* Data shown *
++++++++++++++++++++

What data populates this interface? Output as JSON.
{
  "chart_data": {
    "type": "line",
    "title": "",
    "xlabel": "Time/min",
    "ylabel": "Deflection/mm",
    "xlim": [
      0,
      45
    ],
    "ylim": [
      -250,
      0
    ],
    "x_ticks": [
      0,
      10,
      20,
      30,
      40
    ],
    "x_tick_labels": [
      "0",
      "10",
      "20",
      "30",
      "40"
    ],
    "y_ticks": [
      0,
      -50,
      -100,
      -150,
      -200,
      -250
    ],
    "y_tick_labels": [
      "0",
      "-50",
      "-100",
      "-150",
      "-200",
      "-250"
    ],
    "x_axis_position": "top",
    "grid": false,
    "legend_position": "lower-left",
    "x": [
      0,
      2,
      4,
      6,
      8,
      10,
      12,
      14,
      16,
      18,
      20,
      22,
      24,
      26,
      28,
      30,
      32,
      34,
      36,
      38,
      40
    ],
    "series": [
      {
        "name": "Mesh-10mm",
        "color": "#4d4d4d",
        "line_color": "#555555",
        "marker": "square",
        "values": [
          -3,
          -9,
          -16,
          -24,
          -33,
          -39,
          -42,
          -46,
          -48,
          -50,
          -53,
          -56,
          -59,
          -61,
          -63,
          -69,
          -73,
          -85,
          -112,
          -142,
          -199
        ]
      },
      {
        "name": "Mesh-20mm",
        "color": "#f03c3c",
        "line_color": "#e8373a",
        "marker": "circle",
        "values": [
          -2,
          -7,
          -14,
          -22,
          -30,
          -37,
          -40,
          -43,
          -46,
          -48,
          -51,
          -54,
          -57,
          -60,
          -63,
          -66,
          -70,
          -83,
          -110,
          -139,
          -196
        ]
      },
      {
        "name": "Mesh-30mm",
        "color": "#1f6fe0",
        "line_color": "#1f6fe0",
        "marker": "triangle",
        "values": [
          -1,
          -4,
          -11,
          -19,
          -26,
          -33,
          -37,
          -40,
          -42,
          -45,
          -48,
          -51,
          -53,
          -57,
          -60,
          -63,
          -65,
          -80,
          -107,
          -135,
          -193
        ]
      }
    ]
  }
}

++++++++++++++++++++

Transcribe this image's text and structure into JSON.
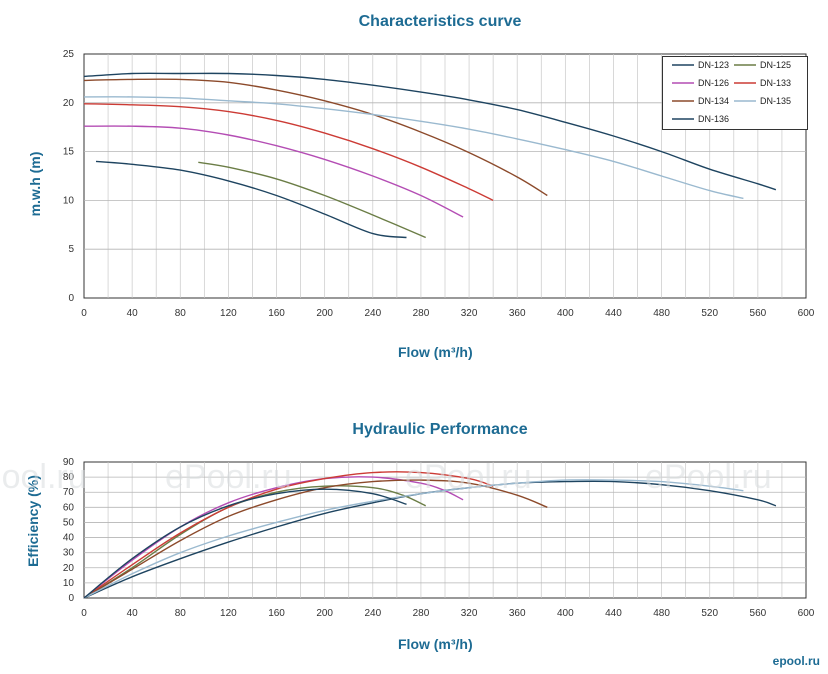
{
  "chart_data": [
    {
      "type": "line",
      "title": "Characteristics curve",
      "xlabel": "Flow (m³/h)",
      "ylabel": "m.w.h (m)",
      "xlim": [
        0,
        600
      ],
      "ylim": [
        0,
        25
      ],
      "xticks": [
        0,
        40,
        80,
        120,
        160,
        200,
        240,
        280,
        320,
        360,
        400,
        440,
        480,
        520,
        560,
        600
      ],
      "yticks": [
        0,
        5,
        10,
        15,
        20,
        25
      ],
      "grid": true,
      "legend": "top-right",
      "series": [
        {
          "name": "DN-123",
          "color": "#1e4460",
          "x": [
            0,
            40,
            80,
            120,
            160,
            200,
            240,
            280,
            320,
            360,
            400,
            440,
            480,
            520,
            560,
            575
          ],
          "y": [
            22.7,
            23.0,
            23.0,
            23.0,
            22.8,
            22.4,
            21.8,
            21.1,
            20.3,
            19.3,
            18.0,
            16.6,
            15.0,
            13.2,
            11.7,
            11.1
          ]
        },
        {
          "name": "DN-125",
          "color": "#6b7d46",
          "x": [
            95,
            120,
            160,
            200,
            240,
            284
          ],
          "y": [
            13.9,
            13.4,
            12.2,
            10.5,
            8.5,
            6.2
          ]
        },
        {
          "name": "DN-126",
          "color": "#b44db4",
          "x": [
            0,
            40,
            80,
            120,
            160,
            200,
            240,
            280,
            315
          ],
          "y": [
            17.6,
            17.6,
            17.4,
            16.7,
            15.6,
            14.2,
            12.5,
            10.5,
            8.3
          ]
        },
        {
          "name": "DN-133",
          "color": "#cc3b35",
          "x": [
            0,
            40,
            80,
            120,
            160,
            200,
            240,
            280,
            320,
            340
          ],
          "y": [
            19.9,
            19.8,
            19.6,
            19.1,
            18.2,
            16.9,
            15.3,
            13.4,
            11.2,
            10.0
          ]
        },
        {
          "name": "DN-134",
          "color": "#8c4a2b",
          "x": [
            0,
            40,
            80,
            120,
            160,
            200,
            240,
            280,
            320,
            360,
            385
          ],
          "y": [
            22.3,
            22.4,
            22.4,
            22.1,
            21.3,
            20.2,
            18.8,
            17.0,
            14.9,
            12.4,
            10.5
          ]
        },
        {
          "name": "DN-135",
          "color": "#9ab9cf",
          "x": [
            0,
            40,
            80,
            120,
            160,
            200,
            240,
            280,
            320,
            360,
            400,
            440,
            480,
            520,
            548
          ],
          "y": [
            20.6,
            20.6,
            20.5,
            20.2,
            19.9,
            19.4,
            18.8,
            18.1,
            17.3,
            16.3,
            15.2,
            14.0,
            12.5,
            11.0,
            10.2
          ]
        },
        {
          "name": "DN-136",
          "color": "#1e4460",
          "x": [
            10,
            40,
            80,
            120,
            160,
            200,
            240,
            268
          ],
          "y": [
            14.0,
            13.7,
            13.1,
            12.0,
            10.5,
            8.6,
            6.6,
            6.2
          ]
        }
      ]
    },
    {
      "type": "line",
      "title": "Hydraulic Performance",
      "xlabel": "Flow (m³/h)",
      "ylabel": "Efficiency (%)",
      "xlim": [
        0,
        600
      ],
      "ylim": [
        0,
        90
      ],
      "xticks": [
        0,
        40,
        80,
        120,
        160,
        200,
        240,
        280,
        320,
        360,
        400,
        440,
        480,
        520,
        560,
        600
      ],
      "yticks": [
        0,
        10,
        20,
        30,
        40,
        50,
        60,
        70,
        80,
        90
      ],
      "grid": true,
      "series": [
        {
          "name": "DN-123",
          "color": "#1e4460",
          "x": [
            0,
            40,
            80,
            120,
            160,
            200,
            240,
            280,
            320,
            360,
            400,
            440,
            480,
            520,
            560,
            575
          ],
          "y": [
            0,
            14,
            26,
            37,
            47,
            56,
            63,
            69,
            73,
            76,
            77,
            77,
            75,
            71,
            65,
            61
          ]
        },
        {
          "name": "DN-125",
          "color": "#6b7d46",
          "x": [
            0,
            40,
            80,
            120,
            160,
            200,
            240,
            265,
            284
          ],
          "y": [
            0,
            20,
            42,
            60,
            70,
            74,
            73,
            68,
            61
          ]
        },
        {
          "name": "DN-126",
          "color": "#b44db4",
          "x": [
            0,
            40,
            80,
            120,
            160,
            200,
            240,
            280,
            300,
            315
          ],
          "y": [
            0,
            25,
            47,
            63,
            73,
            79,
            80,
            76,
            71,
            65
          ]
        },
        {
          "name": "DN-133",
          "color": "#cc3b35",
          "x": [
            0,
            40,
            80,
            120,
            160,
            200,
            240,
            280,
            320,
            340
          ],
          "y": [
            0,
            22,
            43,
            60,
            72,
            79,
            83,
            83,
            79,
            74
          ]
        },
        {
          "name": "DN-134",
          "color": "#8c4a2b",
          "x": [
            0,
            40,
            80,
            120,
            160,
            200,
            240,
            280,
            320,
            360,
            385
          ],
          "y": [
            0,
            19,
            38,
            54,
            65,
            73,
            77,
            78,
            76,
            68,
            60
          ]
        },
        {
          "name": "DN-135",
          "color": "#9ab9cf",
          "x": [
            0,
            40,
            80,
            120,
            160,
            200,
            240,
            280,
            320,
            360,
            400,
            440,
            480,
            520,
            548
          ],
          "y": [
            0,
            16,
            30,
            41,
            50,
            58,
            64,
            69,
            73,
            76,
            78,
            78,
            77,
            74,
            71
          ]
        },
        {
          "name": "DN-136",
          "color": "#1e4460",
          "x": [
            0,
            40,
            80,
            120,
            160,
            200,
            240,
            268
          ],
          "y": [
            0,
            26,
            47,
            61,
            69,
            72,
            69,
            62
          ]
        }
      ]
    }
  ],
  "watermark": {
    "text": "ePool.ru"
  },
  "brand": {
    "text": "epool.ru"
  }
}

++++++++++++++++++++

* The exercise *
Find the string "JSON" in the listing and return every line that holds it.

* Result below *
What data populates this interface? Output as JSON.
Transcribe this image's text and structure into JSON.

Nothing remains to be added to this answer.